:: Supplied records ::

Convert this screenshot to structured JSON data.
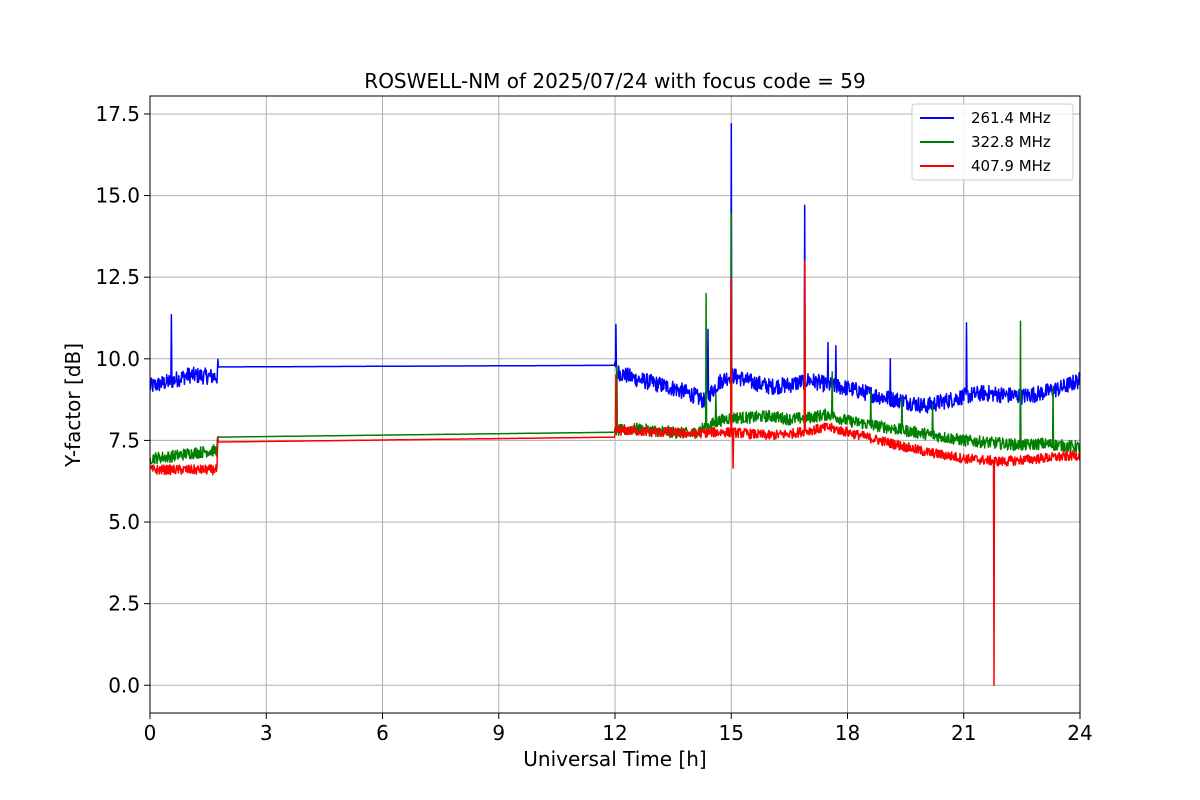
{
  "chart_data": {
    "type": "line",
    "title": "ROSWELL-NM of 2025/07/24 with focus code = 59",
    "xlabel": "Universal Time [h]",
    "ylabel": "Y-factor [dB]",
    "xlim": [
      0,
      24
    ],
    "ylim": [
      -0.85,
      18.05
    ],
    "xticks": [
      0,
      3,
      6,
      9,
      12,
      15,
      18,
      21,
      24
    ],
    "xtick_labels": [
      "0",
      "3",
      "6",
      "9",
      "12",
      "15",
      "18",
      "21",
      "24"
    ],
    "yticks": [
      0.0,
      2.5,
      5.0,
      7.5,
      10.0,
      12.5,
      15.0,
      17.5
    ],
    "ytick_labels": [
      "0.0",
      "2.5",
      "5.0",
      "7.5",
      "10.0",
      "12.5",
      "15.0",
      "17.5"
    ],
    "grid": true,
    "legend_position": "top-right",
    "series": [
      {
        "name": "261.4 MHz",
        "color": "#0000ff",
        "noise": 0.25,
        "points": [
          [
            0,
            9.15
          ],
          [
            0.5,
            9.3
          ],
          [
            1.0,
            9.5
          ],
          [
            1.73,
            9.45
          ],
          [
            1.75,
            9.75
          ],
          [
            12.0,
            9.8
          ],
          [
            12.05,
            9.6
          ],
          [
            12.5,
            9.4
          ],
          [
            13.0,
            9.25
          ],
          [
            13.5,
            9.1
          ],
          [
            14.0,
            8.9
          ],
          [
            14.3,
            8.7
          ],
          [
            14.7,
            9.3
          ],
          [
            15.0,
            9.5
          ],
          [
            15.5,
            9.3
          ],
          [
            16.0,
            9.15
          ],
          [
            16.5,
            9.2
          ],
          [
            17.0,
            9.35
          ],
          [
            17.5,
            9.2
          ],
          [
            18.0,
            9.1
          ],
          [
            18.5,
            8.95
          ],
          [
            19.0,
            8.8
          ],
          [
            19.5,
            8.7
          ],
          [
            20.0,
            8.55
          ],
          [
            20.5,
            8.7
          ],
          [
            21.0,
            8.85
          ],
          [
            21.5,
            8.95
          ],
          [
            22.0,
            8.9
          ],
          [
            22.5,
            8.85
          ],
          [
            23.0,
            8.95
          ],
          [
            23.5,
            9.1
          ],
          [
            24.0,
            9.35
          ]
        ],
        "spikes": [
          [
            0.55,
            11.35
          ],
          [
            12.02,
            11.05
          ],
          [
            14.4,
            10.9
          ],
          [
            15.0,
            17.2
          ],
          [
            16.9,
            14.7
          ],
          [
            17.5,
            10.5
          ],
          [
            17.7,
            10.4
          ],
          [
            19.1,
            10.0
          ],
          [
            21.07,
            11.1
          ]
        ]
      },
      {
        "name": "322.8 MHz",
        "color": "#008000",
        "noise": 0.18,
        "points": [
          [
            0,
            6.95
          ],
          [
            0.5,
            7.0
          ],
          [
            1.0,
            7.1
          ],
          [
            1.73,
            7.2
          ],
          [
            1.75,
            7.6
          ],
          [
            12.0,
            7.75
          ],
          [
            12.05,
            7.8
          ],
          [
            12.5,
            7.85
          ],
          [
            13.0,
            7.8
          ],
          [
            13.5,
            7.75
          ],
          [
            14.0,
            7.7
          ],
          [
            14.3,
            7.9
          ],
          [
            14.7,
            8.1
          ],
          [
            15.0,
            8.2
          ],
          [
            15.5,
            8.2
          ],
          [
            16.0,
            8.25
          ],
          [
            16.5,
            8.15
          ],
          [
            17.0,
            8.2
          ],
          [
            17.5,
            8.3
          ],
          [
            18.0,
            8.1
          ],
          [
            18.5,
            8.0
          ],
          [
            19.0,
            7.9
          ],
          [
            19.5,
            7.8
          ],
          [
            20.0,
            7.7
          ],
          [
            20.5,
            7.6
          ],
          [
            21.0,
            7.5
          ],
          [
            21.5,
            7.45
          ],
          [
            22.0,
            7.4
          ],
          [
            22.5,
            7.35
          ],
          [
            23.0,
            7.4
          ],
          [
            23.5,
            7.35
          ],
          [
            24.0,
            7.3
          ]
        ],
        "spikes": [
          [
            12.05,
            9.8
          ],
          [
            14.35,
            12.0
          ],
          [
            14.6,
            8.9
          ],
          [
            15.0,
            14.45
          ],
          [
            16.9,
            12.5
          ],
          [
            17.6,
            9.6
          ],
          [
            18.6,
            9.0
          ],
          [
            19.4,
            8.8
          ],
          [
            20.2,
            8.6
          ],
          [
            22.47,
            11.15
          ],
          [
            23.3,
            9.1
          ]
        ]
      },
      {
        "name": "407.9 MHz",
        "color": "#ff0000",
        "noise": 0.15,
        "points": [
          [
            0,
            6.6
          ],
          [
            0.5,
            6.6
          ],
          [
            1.0,
            6.6
          ],
          [
            1.73,
            6.6
          ],
          [
            1.75,
            7.45
          ],
          [
            12.0,
            7.6
          ],
          [
            12.05,
            7.8
          ],
          [
            12.5,
            7.8
          ],
          [
            13.0,
            7.75
          ],
          [
            13.5,
            7.75
          ],
          [
            14.0,
            7.7
          ],
          [
            14.5,
            7.75
          ],
          [
            15.0,
            7.75
          ],
          [
            15.5,
            7.7
          ],
          [
            16.0,
            7.65
          ],
          [
            16.5,
            7.7
          ],
          [
            17.0,
            7.8
          ],
          [
            17.5,
            7.9
          ],
          [
            18.0,
            7.75
          ],
          [
            18.5,
            7.6
          ],
          [
            19.0,
            7.45
          ],
          [
            19.5,
            7.3
          ],
          [
            20.0,
            7.15
          ],
          [
            20.5,
            7.05
          ],
          [
            21.0,
            6.95
          ],
          [
            21.5,
            6.9
          ],
          [
            22.0,
            6.85
          ],
          [
            22.5,
            6.9
          ],
          [
            23.0,
            6.95
          ],
          [
            23.5,
            7.0
          ],
          [
            24.0,
            7.05
          ]
        ],
        "spikes": [
          [
            12.02,
            9.5
          ],
          [
            15.0,
            12.5
          ],
          [
            15.05,
            6.65
          ],
          [
            16.9,
            13.0
          ],
          [
            21.78,
            0.0
          ]
        ]
      }
    ]
  }
}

:::

| Exercise aim |
List the lines of the records where "name" occurs.

| Answer for the task |
        "name": "261.4 MHz",
        "name": "322.8 MHz",
        "name": "407.9 MHz",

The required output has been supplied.